■ Exercise details:
Where a line contains the string "icon", copy that line.

....................

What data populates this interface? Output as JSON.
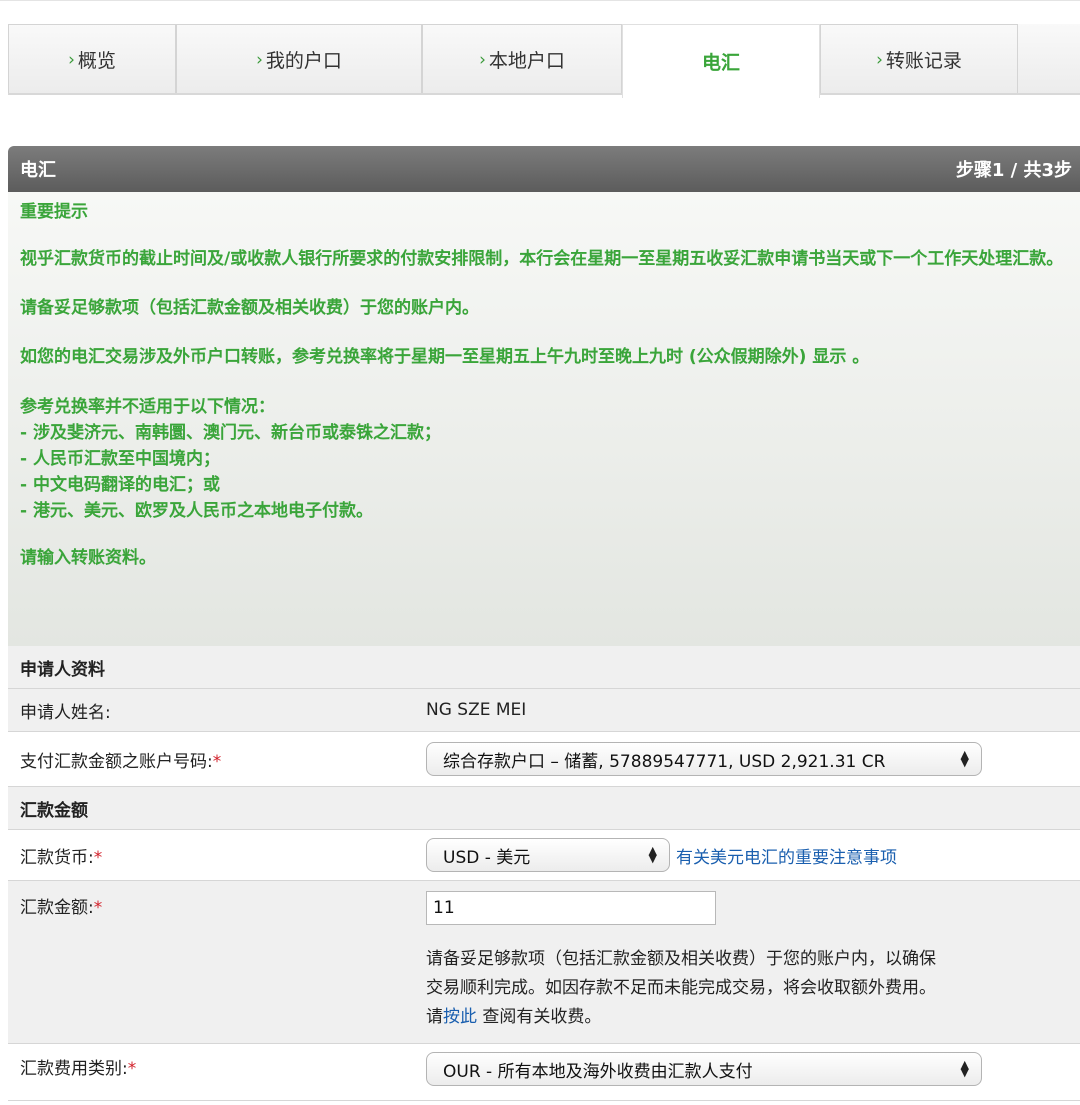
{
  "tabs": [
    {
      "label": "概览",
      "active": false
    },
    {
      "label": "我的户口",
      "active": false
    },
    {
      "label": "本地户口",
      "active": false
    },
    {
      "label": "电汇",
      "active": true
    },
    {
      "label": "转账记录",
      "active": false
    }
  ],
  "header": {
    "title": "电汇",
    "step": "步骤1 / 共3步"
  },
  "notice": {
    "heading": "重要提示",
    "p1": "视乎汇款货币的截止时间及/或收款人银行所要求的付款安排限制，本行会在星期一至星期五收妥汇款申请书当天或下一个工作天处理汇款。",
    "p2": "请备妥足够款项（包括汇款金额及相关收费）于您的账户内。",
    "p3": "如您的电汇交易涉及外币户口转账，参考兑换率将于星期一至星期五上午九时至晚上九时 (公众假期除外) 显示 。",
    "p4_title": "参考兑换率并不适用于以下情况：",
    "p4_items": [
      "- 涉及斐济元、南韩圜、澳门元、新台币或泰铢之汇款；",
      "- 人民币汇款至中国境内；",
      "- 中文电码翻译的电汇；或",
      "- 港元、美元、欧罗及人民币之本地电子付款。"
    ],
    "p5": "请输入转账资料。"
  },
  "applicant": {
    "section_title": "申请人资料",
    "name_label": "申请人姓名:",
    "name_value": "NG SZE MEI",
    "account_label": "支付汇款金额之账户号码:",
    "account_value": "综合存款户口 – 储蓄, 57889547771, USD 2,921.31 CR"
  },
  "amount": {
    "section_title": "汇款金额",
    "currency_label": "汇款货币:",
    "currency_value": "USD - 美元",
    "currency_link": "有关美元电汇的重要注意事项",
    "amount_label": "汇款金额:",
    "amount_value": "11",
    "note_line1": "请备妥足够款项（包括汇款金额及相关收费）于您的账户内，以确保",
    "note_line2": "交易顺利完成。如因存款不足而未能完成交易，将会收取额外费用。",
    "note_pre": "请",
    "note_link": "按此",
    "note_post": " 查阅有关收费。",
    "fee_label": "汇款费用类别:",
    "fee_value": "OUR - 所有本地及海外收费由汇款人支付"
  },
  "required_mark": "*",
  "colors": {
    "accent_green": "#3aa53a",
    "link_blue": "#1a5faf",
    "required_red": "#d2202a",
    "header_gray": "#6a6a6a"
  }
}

....................

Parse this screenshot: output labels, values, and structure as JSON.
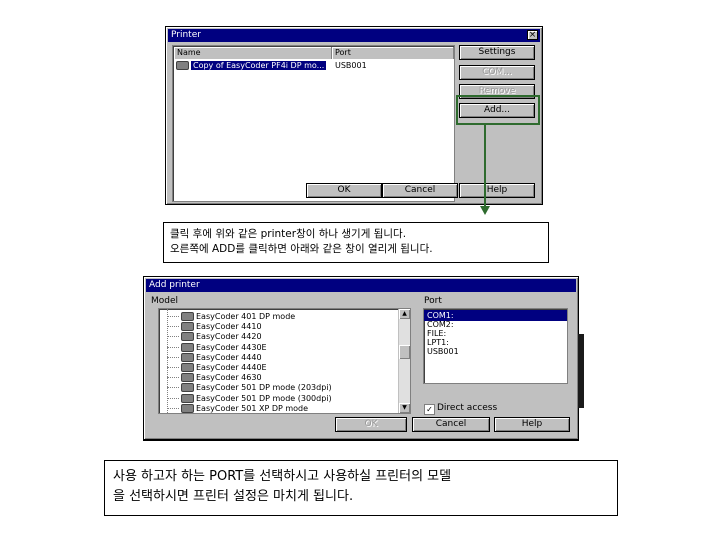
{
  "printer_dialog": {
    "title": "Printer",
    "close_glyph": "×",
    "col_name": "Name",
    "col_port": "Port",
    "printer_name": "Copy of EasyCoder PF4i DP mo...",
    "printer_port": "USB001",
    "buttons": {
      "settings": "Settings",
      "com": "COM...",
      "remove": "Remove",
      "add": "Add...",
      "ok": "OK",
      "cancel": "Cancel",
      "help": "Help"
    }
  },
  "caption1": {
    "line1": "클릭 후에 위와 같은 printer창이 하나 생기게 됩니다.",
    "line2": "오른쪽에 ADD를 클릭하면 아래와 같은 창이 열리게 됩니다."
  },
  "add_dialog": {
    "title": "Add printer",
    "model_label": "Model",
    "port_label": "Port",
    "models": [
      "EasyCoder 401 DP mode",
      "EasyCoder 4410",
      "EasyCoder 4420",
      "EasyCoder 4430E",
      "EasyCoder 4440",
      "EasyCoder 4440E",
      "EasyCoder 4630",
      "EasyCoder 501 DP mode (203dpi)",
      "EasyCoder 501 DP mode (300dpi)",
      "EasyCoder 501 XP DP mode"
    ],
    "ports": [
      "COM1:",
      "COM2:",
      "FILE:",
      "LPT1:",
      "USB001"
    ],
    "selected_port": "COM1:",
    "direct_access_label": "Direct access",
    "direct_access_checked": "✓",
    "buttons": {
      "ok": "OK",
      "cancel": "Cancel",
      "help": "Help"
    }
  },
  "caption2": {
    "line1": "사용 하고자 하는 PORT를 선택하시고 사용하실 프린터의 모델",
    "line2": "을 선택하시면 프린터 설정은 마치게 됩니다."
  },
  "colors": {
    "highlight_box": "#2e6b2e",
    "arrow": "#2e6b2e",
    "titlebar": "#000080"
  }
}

....................

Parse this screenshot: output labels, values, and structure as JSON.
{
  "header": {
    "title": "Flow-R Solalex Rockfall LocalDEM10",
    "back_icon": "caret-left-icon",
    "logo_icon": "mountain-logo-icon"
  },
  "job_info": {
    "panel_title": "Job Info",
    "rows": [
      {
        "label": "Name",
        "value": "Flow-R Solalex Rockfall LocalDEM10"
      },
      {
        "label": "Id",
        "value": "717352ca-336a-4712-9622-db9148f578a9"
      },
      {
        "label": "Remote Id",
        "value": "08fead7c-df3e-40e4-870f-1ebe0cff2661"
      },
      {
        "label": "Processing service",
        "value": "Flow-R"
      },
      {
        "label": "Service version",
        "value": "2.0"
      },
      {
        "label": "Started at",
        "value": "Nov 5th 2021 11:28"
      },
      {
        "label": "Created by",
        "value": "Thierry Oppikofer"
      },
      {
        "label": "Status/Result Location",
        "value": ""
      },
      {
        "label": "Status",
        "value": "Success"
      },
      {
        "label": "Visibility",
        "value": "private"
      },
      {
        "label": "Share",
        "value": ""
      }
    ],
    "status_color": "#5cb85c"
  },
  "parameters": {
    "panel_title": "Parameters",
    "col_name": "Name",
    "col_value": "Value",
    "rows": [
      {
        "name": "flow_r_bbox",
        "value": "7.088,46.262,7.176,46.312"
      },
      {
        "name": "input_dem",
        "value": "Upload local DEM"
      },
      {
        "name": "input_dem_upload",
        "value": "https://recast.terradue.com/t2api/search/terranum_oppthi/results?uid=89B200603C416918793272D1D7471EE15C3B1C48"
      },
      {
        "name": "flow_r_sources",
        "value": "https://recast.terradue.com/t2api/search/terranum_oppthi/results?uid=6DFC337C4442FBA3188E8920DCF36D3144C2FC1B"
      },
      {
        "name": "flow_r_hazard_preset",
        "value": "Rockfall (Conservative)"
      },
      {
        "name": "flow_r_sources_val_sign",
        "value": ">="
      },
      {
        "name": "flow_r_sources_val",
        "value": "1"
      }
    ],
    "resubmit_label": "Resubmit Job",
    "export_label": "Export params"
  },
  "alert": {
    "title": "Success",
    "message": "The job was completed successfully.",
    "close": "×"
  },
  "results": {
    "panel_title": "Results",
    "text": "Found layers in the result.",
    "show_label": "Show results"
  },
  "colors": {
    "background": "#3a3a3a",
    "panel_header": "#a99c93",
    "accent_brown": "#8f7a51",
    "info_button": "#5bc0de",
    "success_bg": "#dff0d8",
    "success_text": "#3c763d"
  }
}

....................

■ Exercise answer:
    "back_icon": "caret-left-icon",
    "logo_icon": "mountain-logo-icon"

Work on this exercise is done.